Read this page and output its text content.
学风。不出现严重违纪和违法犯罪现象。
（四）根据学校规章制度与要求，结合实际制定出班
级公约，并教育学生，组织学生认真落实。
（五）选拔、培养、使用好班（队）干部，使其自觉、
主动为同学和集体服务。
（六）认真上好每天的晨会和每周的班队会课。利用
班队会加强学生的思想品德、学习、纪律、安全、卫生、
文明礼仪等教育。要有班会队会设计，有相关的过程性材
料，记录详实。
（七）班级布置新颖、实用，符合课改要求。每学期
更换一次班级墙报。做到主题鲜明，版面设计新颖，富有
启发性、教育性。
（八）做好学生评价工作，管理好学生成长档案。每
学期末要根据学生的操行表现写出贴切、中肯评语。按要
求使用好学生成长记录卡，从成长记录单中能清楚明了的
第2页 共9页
-=-=-=-=-
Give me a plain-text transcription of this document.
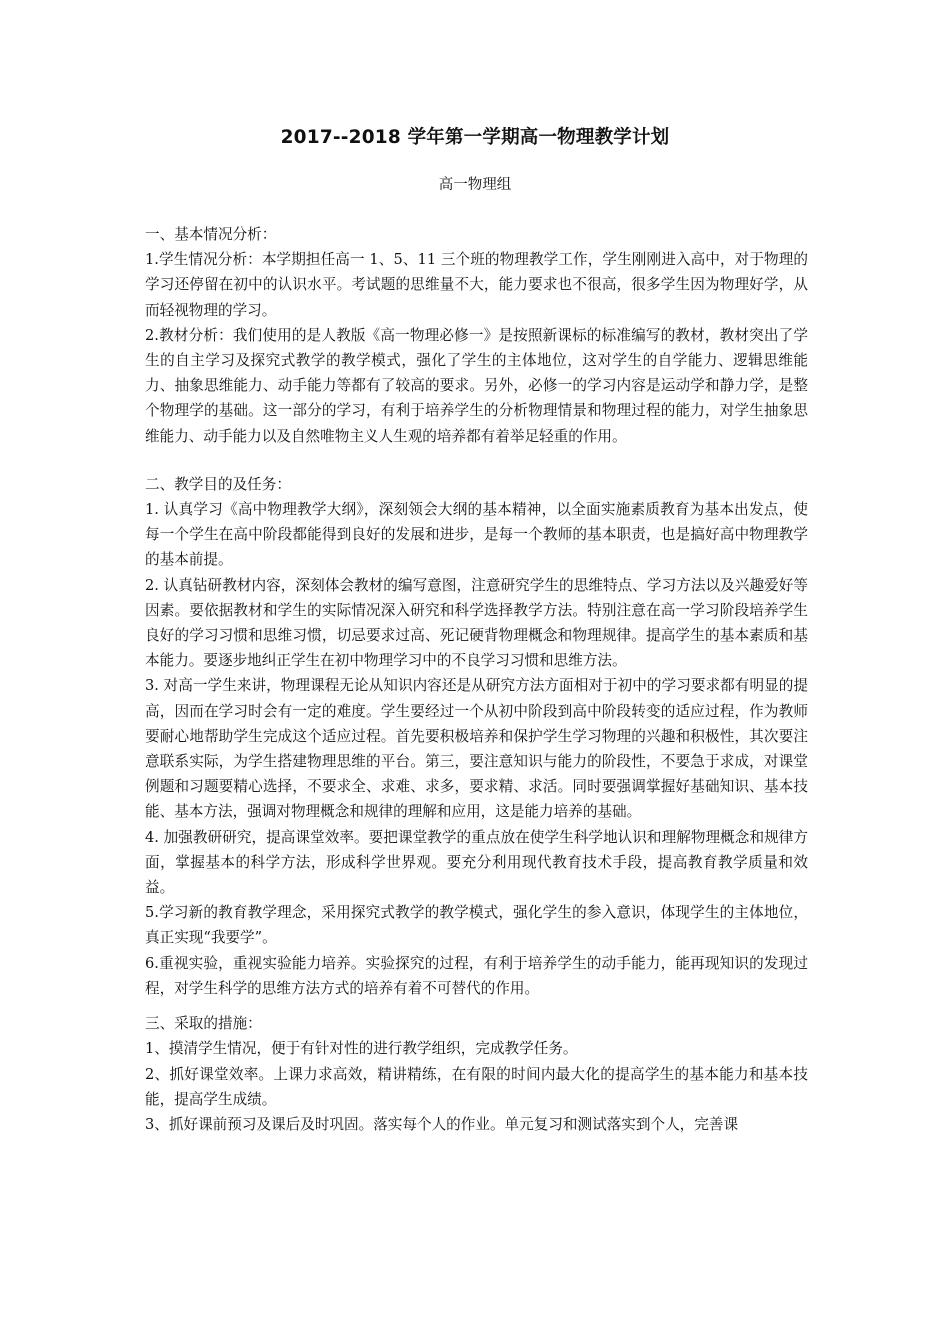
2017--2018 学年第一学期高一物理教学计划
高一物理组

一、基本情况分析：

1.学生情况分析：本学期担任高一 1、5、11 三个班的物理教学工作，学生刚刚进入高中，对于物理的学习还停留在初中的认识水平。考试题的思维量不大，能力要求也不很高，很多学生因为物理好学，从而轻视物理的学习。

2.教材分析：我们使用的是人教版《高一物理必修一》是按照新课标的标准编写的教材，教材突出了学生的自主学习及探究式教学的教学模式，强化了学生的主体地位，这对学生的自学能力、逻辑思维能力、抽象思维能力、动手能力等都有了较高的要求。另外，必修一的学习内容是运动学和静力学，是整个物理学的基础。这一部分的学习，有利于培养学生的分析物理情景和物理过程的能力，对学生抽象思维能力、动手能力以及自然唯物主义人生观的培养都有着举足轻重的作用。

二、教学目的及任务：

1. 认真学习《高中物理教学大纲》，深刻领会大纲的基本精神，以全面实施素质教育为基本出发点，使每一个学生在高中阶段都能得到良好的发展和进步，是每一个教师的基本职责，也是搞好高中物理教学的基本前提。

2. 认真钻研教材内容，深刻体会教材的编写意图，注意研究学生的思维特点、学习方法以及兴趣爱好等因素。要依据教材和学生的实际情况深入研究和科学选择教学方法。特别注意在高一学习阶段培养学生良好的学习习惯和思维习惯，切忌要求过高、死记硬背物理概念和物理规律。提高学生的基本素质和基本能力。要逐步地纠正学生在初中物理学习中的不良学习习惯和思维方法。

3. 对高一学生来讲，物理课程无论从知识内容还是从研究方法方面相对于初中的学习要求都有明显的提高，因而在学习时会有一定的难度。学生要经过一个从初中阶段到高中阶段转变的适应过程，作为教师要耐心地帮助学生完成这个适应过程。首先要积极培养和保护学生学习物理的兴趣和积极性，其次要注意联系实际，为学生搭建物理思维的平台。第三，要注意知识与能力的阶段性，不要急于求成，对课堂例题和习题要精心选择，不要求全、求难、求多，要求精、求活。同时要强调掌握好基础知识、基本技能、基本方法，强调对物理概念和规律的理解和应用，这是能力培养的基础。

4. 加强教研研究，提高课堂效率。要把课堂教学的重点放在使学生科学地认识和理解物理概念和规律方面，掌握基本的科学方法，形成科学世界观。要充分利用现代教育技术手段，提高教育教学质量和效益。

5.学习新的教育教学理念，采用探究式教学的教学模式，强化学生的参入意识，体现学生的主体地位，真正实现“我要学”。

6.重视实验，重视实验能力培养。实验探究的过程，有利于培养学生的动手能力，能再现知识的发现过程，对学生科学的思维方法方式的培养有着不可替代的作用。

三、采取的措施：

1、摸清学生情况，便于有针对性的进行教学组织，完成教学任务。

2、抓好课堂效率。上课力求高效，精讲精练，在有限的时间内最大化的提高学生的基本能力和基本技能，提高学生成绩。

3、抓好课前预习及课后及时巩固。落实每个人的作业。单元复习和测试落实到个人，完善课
-=-=-=-=-
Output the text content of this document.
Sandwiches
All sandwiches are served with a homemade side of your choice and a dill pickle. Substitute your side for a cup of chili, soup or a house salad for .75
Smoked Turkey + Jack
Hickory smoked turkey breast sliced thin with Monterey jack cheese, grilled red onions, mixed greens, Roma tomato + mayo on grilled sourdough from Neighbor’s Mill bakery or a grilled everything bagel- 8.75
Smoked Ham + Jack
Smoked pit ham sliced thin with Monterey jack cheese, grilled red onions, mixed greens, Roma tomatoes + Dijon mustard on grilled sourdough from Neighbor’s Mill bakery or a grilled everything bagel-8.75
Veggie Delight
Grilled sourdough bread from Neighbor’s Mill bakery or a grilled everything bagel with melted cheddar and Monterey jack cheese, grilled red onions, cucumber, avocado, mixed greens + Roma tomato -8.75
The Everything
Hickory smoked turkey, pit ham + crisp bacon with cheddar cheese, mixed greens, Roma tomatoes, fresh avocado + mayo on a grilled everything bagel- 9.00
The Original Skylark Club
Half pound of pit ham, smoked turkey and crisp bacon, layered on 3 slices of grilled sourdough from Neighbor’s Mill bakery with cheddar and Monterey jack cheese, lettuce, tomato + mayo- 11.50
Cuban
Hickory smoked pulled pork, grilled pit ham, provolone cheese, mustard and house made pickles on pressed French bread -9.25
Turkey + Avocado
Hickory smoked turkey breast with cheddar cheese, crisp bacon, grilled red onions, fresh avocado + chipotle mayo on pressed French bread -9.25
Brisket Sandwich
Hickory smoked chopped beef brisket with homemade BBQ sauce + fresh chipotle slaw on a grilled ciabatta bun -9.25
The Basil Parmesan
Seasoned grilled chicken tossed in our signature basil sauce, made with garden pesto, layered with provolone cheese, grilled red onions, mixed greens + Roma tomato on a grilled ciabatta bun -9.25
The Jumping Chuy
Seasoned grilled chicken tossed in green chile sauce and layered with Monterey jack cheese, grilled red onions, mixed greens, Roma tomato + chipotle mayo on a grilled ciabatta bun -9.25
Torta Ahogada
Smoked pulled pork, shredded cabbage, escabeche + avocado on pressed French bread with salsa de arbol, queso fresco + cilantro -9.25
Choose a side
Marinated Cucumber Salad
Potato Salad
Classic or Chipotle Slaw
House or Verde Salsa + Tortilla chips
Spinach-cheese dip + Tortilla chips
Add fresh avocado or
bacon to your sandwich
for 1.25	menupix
-=-=-=-=-
- Work to be completed: Search the records for the string "breast" and return every line in which it occurs.

- Full solution:
Hickory smoked turkey breast sliced thin with Monterey jack cheese, grilled red onions, mixed greens, Roma tomato + mayo on grilled sourdough from Neighbor’s Mill bakery or a grilled everything bagel- 8.75
Hickory smoked turkey breast with cheddar cheese, crisp bacon, grilled red onions, fresh avocado + chipotle mayo on pressed French bread -9.25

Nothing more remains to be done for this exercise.